## Begin Available data
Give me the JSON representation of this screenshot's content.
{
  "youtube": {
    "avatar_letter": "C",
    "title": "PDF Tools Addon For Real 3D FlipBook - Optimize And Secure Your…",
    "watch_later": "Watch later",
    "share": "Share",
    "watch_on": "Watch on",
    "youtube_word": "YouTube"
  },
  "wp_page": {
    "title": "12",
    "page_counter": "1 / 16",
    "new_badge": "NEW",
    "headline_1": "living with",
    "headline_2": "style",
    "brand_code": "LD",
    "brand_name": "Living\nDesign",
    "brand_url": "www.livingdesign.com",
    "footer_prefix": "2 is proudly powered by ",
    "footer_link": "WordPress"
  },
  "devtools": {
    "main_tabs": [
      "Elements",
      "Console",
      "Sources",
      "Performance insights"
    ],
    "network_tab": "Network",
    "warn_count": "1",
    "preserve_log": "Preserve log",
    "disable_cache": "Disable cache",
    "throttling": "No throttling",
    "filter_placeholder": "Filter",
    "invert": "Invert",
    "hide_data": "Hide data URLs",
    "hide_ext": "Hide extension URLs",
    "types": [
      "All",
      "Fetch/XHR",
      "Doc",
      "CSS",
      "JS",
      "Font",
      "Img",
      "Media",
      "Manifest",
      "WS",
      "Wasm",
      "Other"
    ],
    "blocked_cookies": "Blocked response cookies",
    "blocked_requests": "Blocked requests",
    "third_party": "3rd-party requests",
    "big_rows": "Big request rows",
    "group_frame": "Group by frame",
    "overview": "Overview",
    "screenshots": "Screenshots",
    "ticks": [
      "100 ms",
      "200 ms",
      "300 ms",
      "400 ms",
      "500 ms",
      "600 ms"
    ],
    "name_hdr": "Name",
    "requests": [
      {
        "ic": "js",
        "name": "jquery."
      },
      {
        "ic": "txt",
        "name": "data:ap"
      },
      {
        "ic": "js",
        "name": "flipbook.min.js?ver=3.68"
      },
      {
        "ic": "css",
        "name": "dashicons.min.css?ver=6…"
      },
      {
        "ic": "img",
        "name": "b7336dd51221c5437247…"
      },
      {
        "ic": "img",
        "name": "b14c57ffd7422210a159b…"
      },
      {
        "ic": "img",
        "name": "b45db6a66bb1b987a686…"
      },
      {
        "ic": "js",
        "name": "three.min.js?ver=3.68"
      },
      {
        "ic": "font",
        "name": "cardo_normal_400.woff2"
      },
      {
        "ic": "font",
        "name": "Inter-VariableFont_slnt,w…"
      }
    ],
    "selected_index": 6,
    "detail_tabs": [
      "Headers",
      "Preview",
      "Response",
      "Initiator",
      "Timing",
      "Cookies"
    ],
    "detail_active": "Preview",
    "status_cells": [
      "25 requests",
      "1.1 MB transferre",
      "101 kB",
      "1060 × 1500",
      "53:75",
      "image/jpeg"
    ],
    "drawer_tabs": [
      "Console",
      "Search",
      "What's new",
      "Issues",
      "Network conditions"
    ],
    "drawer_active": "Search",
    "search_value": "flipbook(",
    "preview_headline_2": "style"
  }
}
## End Available data
Search the data for "style". Copy every matching line.

■ **Output**:
    "headline_2": "style",
    "preview_headline_2": "style"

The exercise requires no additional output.